**What is being asked:** Reproduce every record below exactly as it appears.

**Stored rows:**
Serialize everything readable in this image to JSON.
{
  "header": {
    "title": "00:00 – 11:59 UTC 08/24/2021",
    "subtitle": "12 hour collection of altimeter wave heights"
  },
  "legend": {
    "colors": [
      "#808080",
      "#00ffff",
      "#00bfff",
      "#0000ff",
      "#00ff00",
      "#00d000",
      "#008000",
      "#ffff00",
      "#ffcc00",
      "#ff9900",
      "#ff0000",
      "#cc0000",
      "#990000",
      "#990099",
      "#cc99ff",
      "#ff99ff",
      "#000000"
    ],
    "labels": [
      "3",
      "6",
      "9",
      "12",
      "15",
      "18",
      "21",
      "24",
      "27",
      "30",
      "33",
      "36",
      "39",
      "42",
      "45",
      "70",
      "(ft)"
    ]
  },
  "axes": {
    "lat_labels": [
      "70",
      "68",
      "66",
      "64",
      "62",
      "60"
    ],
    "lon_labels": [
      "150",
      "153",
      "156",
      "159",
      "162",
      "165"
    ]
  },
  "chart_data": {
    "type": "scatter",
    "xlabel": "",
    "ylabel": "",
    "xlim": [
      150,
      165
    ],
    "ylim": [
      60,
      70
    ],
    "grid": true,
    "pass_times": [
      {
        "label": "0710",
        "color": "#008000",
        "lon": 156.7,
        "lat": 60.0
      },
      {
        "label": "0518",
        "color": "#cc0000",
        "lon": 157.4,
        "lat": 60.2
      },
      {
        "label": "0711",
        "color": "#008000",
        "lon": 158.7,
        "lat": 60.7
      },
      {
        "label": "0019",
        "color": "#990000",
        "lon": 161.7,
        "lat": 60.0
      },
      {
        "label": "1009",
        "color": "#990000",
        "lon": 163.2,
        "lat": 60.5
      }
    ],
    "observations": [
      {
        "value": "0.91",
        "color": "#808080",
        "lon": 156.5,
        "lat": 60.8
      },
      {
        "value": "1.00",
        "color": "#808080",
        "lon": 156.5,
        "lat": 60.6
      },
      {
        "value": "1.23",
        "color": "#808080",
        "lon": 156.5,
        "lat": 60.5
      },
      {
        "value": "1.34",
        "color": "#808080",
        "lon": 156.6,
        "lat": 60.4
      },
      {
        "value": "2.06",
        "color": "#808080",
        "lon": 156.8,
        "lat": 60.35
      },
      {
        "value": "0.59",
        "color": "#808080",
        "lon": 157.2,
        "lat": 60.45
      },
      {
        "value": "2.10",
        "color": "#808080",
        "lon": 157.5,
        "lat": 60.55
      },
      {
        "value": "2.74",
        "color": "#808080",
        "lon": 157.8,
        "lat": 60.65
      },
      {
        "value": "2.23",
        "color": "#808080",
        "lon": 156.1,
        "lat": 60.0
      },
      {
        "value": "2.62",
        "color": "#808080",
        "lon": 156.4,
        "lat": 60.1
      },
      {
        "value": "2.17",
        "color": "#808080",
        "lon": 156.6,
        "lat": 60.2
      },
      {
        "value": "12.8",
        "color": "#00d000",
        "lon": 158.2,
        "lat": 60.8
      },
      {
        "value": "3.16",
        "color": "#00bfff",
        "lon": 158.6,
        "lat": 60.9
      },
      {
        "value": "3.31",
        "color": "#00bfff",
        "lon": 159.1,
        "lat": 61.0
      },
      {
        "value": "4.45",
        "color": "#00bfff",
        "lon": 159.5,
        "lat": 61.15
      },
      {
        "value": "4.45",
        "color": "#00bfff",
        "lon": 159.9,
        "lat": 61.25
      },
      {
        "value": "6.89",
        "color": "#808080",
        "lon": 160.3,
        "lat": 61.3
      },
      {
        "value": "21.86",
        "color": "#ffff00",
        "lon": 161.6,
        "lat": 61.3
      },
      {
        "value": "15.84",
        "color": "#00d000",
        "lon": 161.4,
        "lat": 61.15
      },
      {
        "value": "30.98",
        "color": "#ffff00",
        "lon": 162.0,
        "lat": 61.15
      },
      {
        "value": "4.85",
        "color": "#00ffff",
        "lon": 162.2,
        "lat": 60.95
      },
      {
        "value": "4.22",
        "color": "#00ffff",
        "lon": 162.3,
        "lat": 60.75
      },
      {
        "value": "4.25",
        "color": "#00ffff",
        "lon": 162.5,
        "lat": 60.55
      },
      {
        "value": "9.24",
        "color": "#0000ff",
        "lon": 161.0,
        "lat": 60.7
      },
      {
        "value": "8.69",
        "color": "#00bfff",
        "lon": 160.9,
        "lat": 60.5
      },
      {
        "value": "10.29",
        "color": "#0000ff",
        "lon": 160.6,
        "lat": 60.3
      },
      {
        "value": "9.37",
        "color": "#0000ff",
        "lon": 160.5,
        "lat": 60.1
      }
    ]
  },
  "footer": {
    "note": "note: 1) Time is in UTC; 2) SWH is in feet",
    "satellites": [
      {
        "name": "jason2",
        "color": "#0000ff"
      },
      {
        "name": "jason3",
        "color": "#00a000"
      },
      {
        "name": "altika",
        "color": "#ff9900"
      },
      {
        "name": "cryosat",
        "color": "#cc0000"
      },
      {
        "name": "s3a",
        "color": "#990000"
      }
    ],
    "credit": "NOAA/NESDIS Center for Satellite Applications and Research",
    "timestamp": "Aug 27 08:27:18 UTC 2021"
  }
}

**Output of the task:**
Serialize everything readable in this image to JSON.
{
  "header": {
    "title": "00:00 – 11:59 UTC 08/24/2021",
    "subtitle": "12 hour collection of altimeter wave heights"
  },
  "legend": {
    "colors": [
      "#808080",
      "#00ffff",
      "#00bfff",
      "#0000ff",
      "#00ff00",
      "#00d000",
      "#008000",
      "#ffff00",
      "#ffcc00",
      "#ff9900",
      "#ff0000",
      "#cc0000",
      "#990000",
      "#990099",
      "#cc99ff",
      "#ff99ff",
      "#000000"
    ],
    "labels": [
      "3",
      "6",
      "9",
      "12",
      "15",
      "18",
      "21",
      "24",
      "27",
      "30",
      "33",
      "36",
      "39",
      "42",
      "45",
      "70",
      "(ft)"
    ]
  },
  "axes": {
    "lat_labels": [
      "70",
      "68",
      "66",
      "64",
      "62",
      "60"
    ],
    "lon_labels": [
      "150",
      "153",
      "156",
      "159",
      "162",
      "165"
    ]
  },
  "chart_data": {
    "type": "scatter",
    "xlabel": "",
    "ylabel": "",
    "xlim": [
      150,
      165
    ],
    "ylim": [
      60,
      70
    ],
    "grid": true,
    "pass_times": [
      {
        "label": "0710",
        "color": "#008000",
        "lon": 156.7,
        "lat": 60.0
      },
      {
        "label": "0518",
        "color": "#cc0000",
        "lon": 157.4,
        "lat": 60.2
      },
      {
        "label": "0711",
        "color": "#008000",
        "lon": 158.7,
        "lat": 60.7
      },
      {
        "label": "0019",
        "color": "#990000",
        "lon": 161.7,
        "lat": 60.0
      },
      {
        "label": "1009",
        "color": "#990000",
        "lon": 163.2,
        "lat": 60.5
      }
    ],
    "observations": [
      {
        "value": "0.91",
        "color": "#808080",
        "lon": 156.5,
        "lat": 60.8
      },
      {
        "value": "1.00",
        "color": "#808080",
        "lon": 156.5,
        "lat": 60.6
      },
      {
        "value": "1.23",
        "color": "#808080",
        "lon": 156.5,
        "lat": 60.5
      },
      {
        "value": "1.34",
        "color": "#808080",
        "lon": 156.6,
        "lat": 60.4
      },
      {
        "value": "2.06",
        "color": "#808080",
        "lon": 156.8,
        "lat": 60.35
      },
      {
        "value": "0.59",
        "color": "#808080",
        "lon": 157.2,
        "lat": 60.45
      },
      {
        "value": "2.10",
        "color": "#808080",
        "lon": 157.5,
        "lat": 60.55
      },
      {
        "value": "2.74",
        "color": "#808080",
        "lon": 157.8,
        "lat": 60.65
      },
      {
        "value": "2.23",
        "color": "#808080",
        "lon": 156.1,
        "lat": 60.0
      },
      {
        "value": "2.62",
        "color": "#808080",
        "lon": 156.4,
        "lat": 60.1
      },
      {
        "value": "2.17",
        "color": "#808080",
        "lon": 156.6,
        "lat": 60.2
      },
      {
        "value": "12.8",
        "color": "#00d000",
        "lon": 158.2,
        "lat": 60.8
      },
      {
        "value": "3.16",
        "color": "#00bfff",
        "lon": 158.6,
        "lat": 60.9
      },
      {
        "value": "3.31",
        "color": "#00bfff",
        "lon": 159.1,
        "lat": 61.0
      },
      {
        "value": "4.45",
        "color": "#00bfff",
        "lon": 159.5,
        "lat": 61.15
      },
      {
        "value": "4.45",
        "color": "#00bfff",
        "lon": 159.9,
        "lat": 61.25
      },
      {
        "value": "6.89",
        "color": "#808080",
        "lon": 160.3,
        "lat": 61.3
      },
      {
        "value": "21.86",
        "color": "#ffff00",
        "lon": 161.6,
        "lat": 61.3
      },
      {
        "value": "15.84",
        "color": "#00d000",
        "lon": 161.4,
        "lat": 61.15
      },
      {
        "value": "30.98",
        "color": "#ffff00",
        "lon": 162.0,
        "lat": 61.15
      },
      {
        "value": "4.85",
        "color": "#00ffff",
        "lon": 162.2,
        "lat": 60.95
      },
      {
        "value": "4.22",
        "color": "#00ffff",
        "lon": 162.3,
        "lat": 60.75
      },
      {
        "value": "4.25",
        "color": "#00ffff",
        "lon": 162.5,
        "lat": 60.55
      },
      {
        "value": "9.24",
        "color": "#0000ff",
        "lon": 161.0,
        "lat": 60.7
      },
      {
        "value": "8.69",
        "color": "#00bfff",
        "lon": 160.9,
        "lat": 60.5
      },
      {
        "value": "10.29",
        "color": "#0000ff",
        "lon": 160.6,
        "lat": 60.3
      },
      {
        "value": "9.37",
        "color": "#0000ff",
        "lon": 160.5,
        "lat": 60.1
      }
    ]
  },
  "footer": {
    "note": "note: 1) Time is in UTC; 2) SWH is in feet",
    "satellites": [
      {
        "name": "jason2",
        "color": "#0000ff"
      },
      {
        "name": "jason3",
        "color": "#00a000"
      },
      {
        "name": "altika",
        "color": "#ff9900"
      },
      {
        "name": "cryosat",
        "color": "#cc0000"
      },
      {
        "name": "s3a",
        "color": "#990000"
      }
    ],
    "credit": "NOAA/NESDIS Center for Satellite Applications and Research",
    "timestamp": "Aug 27 08:27:18 UTC 2021"
  }
}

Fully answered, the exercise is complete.